→ Job: Transcribe the records below exactly.

Dataset rows:
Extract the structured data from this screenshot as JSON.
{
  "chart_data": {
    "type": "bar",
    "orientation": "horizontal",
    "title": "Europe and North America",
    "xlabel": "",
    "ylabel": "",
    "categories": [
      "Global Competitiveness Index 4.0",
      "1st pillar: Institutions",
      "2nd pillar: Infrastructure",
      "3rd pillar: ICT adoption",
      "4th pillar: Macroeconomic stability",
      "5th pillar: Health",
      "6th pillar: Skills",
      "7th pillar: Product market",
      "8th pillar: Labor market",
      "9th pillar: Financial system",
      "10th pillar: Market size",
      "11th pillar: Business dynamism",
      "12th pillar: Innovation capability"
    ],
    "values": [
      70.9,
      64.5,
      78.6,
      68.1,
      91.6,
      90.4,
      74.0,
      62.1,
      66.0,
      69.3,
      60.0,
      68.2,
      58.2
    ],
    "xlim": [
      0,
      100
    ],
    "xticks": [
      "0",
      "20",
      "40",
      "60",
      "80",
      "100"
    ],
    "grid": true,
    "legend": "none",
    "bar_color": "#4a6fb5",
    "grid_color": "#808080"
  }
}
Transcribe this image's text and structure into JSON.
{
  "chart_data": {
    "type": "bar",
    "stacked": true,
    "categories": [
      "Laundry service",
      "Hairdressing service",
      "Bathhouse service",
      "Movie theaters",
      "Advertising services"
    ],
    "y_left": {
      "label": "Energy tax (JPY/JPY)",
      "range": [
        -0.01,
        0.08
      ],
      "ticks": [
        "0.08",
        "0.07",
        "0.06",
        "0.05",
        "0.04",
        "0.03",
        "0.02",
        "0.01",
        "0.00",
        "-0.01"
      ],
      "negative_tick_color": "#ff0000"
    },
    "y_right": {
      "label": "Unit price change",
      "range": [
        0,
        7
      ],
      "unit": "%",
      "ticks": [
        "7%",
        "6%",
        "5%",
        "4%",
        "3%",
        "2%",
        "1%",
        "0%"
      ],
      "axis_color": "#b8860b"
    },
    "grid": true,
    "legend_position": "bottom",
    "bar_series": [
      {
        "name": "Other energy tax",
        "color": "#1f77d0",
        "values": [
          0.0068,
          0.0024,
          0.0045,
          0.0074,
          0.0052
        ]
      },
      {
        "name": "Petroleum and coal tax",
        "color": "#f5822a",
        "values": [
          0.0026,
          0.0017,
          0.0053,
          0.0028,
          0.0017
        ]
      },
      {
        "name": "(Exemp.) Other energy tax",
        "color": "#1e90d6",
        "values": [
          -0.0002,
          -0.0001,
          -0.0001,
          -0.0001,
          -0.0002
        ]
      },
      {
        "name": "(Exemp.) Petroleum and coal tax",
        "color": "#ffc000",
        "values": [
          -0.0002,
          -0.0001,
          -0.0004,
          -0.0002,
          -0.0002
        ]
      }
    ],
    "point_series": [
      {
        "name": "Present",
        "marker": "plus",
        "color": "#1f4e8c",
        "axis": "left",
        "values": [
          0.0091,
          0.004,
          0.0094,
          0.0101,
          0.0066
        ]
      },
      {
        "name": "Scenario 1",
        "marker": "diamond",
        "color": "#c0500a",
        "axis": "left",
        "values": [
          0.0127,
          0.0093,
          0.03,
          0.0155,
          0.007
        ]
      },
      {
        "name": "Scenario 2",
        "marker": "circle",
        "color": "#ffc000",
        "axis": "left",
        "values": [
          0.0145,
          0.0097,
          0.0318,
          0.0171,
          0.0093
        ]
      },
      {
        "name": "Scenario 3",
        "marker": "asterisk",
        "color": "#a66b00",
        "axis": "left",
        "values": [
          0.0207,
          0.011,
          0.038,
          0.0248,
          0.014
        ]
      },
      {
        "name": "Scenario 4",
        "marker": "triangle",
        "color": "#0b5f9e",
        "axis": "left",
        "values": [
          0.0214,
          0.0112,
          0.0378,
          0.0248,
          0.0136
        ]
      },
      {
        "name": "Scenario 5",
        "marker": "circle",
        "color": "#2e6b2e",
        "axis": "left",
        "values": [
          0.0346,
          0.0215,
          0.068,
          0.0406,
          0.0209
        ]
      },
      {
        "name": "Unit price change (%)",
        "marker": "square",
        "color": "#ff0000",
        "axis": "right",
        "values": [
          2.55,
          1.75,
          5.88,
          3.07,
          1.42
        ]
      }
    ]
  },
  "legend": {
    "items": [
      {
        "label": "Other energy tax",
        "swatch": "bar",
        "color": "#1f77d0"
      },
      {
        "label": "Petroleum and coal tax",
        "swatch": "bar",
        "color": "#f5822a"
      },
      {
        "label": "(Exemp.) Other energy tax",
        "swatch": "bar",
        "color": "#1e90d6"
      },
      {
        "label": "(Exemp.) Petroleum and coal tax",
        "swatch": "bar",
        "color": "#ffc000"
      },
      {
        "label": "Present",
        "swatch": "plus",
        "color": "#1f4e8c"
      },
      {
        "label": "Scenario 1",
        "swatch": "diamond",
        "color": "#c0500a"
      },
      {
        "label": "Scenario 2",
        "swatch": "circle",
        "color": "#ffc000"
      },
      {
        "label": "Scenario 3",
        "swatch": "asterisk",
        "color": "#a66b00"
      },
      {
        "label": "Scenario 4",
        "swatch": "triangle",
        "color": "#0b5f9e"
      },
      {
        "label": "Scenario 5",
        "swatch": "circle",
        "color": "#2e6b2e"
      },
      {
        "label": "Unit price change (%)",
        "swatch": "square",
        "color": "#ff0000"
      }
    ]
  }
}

→ Exercise output:
Extract the structured data from this screenshot as JSON.
{
  "chart_data": {
    "type": "bar",
    "orientation": "horizontal",
    "title": "Europe and North America",
    "xlabel": "",
    "ylabel": "",
    "categories": [
      "Global Competitiveness Index 4.0",
      "1st pillar: Institutions",
      "2nd pillar: Infrastructure",
      "3rd pillar: ICT adoption",
      "4th pillar: Macroeconomic stability",
      "5th pillar: Health",
      "6th pillar: Skills",
      "7th pillar: Product market",
      "8th pillar: Labor market",
      "9th pillar: Financial system",
      "10th pillar: Market size",
      "11th pillar: Business dynamism",
      "12th pillar: Innovation capability"
    ],
    "values": [
      70.9,
      64.5,
      78.6,
      68.1,
      91.6,
      90.4,
      74.0,
      62.1,
      66.0,
      69.3,
      60.0,
      68.2,
      58.2
    ],
    "xlim": [
      0,
      100
    ],
    "xticks": [
      "0",
      "20",
      "40",
      "60",
      "80",
      "100"
    ],
    "grid": true,
    "legend": "none",
    "bar_color": "#4a6fb5",
    "grid_color": "#808080"
  }
}
Transcribe this image's text and structure into JSON.
{
  "chart_data": {
    "type": "bar",
    "stacked": true,
    "categories": [
      "Laundry service",
      "Hairdressing service",
      "Bathhouse service",
      "Movie theaters",
      "Advertising services"
    ],
    "y_left": {
      "label": "Energy tax (JPY/JPY)",
      "range": [
        -0.01,
        0.08
      ],
      "ticks": [
        "0.08",
        "0.07",
        "0.06",
        "0.05",
        "0.04",
        "0.03",
        "0.02",
        "0.01",
        "0.00",
        "-0.01"
      ],
      "negative_tick_color": "#ff0000"
    },
    "y_right": {
      "label": "Unit price change",
      "range": [
        0,
        7
      ],
      "unit": "%",
      "ticks": [
        "7%",
        "6%",
        "5%",
        "4%",
        "3%",
        "2%",
        "1%",
        "0%"
      ],
      "axis_color": "#b8860b"
    },
    "grid": true,
    "legend_position": "bottom",
    "bar_series": [
      {
        "name": "Other energy tax",
        "color": "#1f77d0",
        "values": [
          0.0068,
          0.0024,
          0.0045,
          0.0074,
          0.0052
        ]
      },
      {
        "name": "Petroleum and coal tax",
        "color": "#f5822a",
        "values": [
          0.0026,
          0.0017,
          0.0053,
          0.0028,
          0.0017
        ]
      },
      {
        "name": "(Exemp.) Other energy tax",
        "color": "#1e90d6",
        "values": [
          -0.0002,
          -0.0001,
          -0.0001,
          -0.0001,
          -0.0002
        ]
      },
      {
        "name": "(Exemp.) Petroleum and coal tax",
        "color": "#ffc000",
        "values": [
          -0.0002,
          -0.0001,
          -0.0004,
          -0.0002,
          -0.0002
        ]
      }
    ],
    "point_series": [
      {
        "name": "Present",
        "marker": "plus",
        "color": "#1f4e8c",
        "axis": "left",
        "values": [
          0.0091,
          0.004,
          0.0094,
          0.0101,
          0.0066
        ]
      },
      {
        "name": "Scenario 1",
        "marker": "diamond",
        "color": "#c0500a",
        "axis": "left",
        "values": [
          0.0127,
          0.0093,
          0.03,
          0.0155,
          0.007
        ]
      },
      {
        "name": "Scenario 2",
        "marker": "circle",
        "color": "#ffc000",
        "axis": "left",
        "values": [
          0.0145,
          0.0097,
          0.0318,
          0.0171,
          0.0093
        ]
      },
      {
        "name": "Scenario 3",
        "marker": "asterisk",
        "color": "#a66b00",
        "axis": "left",
        "values": [
          0.0207,
          0.011,
          0.038,
          0.0248,
          0.014
        ]
      },
      {
        "name": "Scenario 4",
        "marker": "triangle",
        "color": "#0b5f9e",
        "axis": "left",
        "values": [
          0.0214,
          0.0112,
          0.0378,
          0.0248,
          0.0136
        ]
      },
      {
        "name": "Scenario 5",
        "marker": "circle",
        "color": "#2e6b2e",
        "axis": "left",
        "values": [
          0.0346,
          0.0215,
          0.068,
          0.0406,
          0.0209
        ]
      },
      {
        "name": "Unit price change (%)",
        "marker": "square",
        "color": "#ff0000",
        "axis": "right",
        "values": [
          2.55,
          1.75,
          5.88,
          3.07,
          1.42
        ]
      }
    ]
  },
  "legend": {
    "items": [
      {
        "label": "Other energy tax",
        "swatch": "bar",
        "color": "#1f77d0"
      },
      {
        "label": "Petroleum and coal tax",
        "swatch": "bar",
        "color": "#f5822a"
      },
      {
        "label": "(Exemp.) Other energy tax",
        "swatch": "bar",
        "color": "#1e90d6"
      },
      {
        "label": "(Exemp.) Petroleum and coal tax",
        "swatch": "bar",
        "color": "#ffc000"
      },
      {
        "label": "Present",
        "swatch": "plus",
        "color": "#1f4e8c"
      },
      {
        "label": "Scenario 1",
        "swatch": "diamond",
        "color": "#c0500a"
      },
      {
        "label": "Scenario 2",
        "swatch": "circle",
        "color": "#ffc000"
      },
      {
        "label": "Scenario 3",
        "swatch": "asterisk",
        "color": "#a66b00"
      },
      {
        "label": "Scenario 4",
        "swatch": "triangle",
        "color": "#0b5f9e"
      },
      {
        "label": "Scenario 5",
        "swatch": "circle",
        "color": "#2e6b2e"
      },
      {
        "label": "Unit price change (%)",
        "swatch": "square",
        "color": "#ff0000"
      }
    ]
  }
}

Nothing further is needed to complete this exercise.